**DIRECTIVE 1:**
Write out the lines of the records from their start through the line that contains "411, 122, 417]", including both ends.

**DOCUMENT EXTRACT:**
Grand Diomande Research · Full HTML Reader

AGP TurboQuant + Apple Neural Engine Performance Plan

This plan turns the local TurboQuant and Apple Neural Engine research into an executable AGP performance lane. The goal is not to add accelerator names to the paper. The goal is to prove which parts of AGP become faster, smaller, or more energy efficient when the system uses the right engine for the right class of computation.

Agents That Account for Themselves research note experiment writeup candidate score 32 .md

Full Public Reader

AGP TurboQuant + Apple Neural Engine Performance Plan

Date: `2026-04-22`

Purpose

This plan turns the local TurboQuant and Apple Neural Engine research into an executable AGP performance lane. The goal is not to add accelerator names to the paper. The goal is to prove which parts of AGP become faster, smaller, or more energy efficient when the system uses the right engine for the right class of computation.

The local implementation already exists outside the main AGP docs:

  • `Desktop/cog-rlm/scripts/turboquant.py`
  • `Desktop/cog-rlm/scripts/ane_bridge.py`
  • `Desktop/cog-rlm/scripts/ane_lora_mil.py`
  • `Desktop/cog-rlm/scripts/ane_trainer.py`
  • `Desktop/cog-rlm/scripts/ane_whisper_spike.py`
  • `Desktop/cog-rlm/scripts/ane_mlx_train.py`

The new AGP benchmark harness lives at:

text
Desktop/Comp-Core/benchmarks/agp-turboquant-ane/

Architecture Placement

TurboQuant belongs at the compression boundary, not at the acoustic model boundary. It should compress embedding indexes, hidden-state transfer packets, and AGP-PTP payloads. Its role is state mobility under bounded distortion.

The Apple Neural Engine belongs at the reflex boundary, not at the full-transformer training boundary. It should run compact projection-heavy heads: route, vitality, semantic projection, sigil or partition classifiers, and later frozen-forward projection kernels if the private MIL path remains stable. Its role is low-power repeated inference, not replacing MLX/GPU training.

**TASK DATA:**
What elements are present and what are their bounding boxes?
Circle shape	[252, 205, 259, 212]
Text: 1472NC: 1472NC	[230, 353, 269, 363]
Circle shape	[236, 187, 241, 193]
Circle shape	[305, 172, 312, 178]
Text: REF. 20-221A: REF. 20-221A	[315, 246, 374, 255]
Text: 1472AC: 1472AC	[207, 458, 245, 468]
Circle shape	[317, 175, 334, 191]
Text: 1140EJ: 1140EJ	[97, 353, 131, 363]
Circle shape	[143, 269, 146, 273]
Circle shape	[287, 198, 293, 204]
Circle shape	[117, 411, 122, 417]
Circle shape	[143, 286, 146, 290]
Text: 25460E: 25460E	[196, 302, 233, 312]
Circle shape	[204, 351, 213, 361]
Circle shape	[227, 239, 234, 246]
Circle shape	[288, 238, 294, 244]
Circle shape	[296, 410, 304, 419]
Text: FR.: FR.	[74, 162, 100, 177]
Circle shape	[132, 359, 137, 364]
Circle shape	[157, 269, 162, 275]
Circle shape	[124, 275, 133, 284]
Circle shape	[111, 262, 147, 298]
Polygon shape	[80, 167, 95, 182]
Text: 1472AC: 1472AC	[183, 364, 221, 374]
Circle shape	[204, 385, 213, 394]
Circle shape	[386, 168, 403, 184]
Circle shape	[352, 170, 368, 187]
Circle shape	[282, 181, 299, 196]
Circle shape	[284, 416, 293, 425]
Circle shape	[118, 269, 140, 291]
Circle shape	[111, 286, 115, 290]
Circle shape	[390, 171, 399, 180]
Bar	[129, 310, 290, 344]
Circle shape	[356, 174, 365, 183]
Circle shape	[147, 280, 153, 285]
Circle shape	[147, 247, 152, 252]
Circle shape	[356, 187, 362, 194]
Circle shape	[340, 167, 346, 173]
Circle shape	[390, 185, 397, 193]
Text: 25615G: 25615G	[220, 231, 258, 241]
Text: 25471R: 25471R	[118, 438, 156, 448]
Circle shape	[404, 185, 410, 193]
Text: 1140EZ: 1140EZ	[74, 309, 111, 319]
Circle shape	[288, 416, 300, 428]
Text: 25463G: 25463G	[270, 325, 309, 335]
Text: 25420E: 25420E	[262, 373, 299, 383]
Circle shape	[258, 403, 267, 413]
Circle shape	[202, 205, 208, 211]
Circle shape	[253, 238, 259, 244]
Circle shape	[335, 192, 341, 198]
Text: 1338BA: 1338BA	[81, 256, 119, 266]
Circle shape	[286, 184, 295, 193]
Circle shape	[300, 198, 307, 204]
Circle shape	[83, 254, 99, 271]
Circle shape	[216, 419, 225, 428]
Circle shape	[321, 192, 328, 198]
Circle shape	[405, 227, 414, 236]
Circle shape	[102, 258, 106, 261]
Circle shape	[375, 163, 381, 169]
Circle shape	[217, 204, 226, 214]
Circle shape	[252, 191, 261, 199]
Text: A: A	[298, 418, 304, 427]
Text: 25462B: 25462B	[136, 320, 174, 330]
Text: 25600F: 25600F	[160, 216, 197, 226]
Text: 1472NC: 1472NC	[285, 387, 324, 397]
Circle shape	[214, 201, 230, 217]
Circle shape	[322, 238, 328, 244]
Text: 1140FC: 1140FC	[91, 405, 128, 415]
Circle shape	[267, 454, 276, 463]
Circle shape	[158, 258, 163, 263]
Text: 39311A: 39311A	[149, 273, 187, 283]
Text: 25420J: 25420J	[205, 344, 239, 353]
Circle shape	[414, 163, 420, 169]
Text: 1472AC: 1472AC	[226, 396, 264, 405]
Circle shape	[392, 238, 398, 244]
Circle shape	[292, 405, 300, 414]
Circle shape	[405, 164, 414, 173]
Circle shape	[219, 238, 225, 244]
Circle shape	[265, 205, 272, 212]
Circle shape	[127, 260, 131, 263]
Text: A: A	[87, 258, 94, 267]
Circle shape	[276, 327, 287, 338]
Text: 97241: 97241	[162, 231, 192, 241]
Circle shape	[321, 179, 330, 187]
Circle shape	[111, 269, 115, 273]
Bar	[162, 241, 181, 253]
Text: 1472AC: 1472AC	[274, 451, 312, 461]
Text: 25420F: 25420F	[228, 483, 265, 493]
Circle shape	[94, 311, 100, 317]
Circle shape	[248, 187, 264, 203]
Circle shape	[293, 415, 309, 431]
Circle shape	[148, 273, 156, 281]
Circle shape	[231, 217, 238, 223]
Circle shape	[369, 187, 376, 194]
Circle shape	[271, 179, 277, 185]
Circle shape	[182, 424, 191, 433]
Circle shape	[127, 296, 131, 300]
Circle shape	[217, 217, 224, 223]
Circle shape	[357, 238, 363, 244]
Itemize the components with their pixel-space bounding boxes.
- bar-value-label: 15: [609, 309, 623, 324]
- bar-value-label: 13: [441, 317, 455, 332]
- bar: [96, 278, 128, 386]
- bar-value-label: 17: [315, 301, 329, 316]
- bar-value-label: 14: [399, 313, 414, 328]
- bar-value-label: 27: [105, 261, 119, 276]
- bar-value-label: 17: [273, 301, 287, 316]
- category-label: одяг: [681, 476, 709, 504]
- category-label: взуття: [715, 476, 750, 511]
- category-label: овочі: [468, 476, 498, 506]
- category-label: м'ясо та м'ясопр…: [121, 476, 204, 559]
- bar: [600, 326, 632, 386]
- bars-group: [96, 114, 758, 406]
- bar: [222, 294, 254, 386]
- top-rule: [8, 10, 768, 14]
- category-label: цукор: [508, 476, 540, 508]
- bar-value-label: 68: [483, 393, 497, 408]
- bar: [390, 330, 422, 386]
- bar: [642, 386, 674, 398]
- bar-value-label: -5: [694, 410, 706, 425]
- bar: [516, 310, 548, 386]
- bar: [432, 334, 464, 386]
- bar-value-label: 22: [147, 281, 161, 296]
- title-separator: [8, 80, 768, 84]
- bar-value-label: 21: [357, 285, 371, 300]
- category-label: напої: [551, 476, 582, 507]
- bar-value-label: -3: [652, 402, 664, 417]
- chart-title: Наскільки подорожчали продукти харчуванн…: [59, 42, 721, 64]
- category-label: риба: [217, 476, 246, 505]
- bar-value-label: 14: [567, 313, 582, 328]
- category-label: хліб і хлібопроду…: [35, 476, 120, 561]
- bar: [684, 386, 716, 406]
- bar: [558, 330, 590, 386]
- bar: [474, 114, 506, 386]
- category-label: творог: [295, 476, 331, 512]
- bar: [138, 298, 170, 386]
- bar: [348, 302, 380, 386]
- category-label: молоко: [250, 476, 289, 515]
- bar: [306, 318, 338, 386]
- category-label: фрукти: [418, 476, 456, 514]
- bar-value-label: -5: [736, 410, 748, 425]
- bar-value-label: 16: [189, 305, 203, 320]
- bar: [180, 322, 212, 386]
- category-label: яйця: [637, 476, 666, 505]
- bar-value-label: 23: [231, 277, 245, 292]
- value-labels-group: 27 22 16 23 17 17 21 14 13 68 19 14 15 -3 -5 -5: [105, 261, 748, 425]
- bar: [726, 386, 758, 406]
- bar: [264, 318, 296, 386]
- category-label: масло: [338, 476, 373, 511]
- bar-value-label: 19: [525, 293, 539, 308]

**DIRECTIVE 2:**
Give again, word for word, the part of the AGP performance plan starting with "Architecture Placement" and going on through "replacing MLX/GPU training.".

**WRITTEN ANSWER 1:**
What elements are present and what are their bounding boxes?
Circle shape	[252, 205, 259, 212]
Text: 1472NC: 1472NC	[230, 353, 269, 363]
Circle shape	[236, 187, 241, 193]
Circle shape	[305, 172, 312, 178]
Text: REF. 20-221A: REF. 20-221A	[315, 246, 374, 255]
Text: 1472AC: 1472AC	[207, 458, 245, 468]
Circle shape	[317, 175, 334, 191]
Text: 1140EJ: 1140EJ	[97, 353, 131, 363]
Circle shape	[143, 269, 146, 273]
Circle shape	[287, 198, 293, 204]
Circle shape	[117, 411, 122, 417]

**WRITTEN ANSWER 2:**
Architecture Placement

TurboQuant belongs at the compression boundary, not at the acoustic model boundary. It should compress embedding indexes, hidden-state transfer packets, and AGP-PTP payloads. Its role is state mobility under bounded distortion.

The Apple Neural Engine belongs at the reflex boundary, not at the full-transformer training boundary. It should run compact projection-heavy heads: route, vitality, semantic projection, sigil or partition classifiers, and later frozen-forward projection kernels if the private MIL path remains stable. Its role is low-power repeated inference, not replacing MLX/GPU training.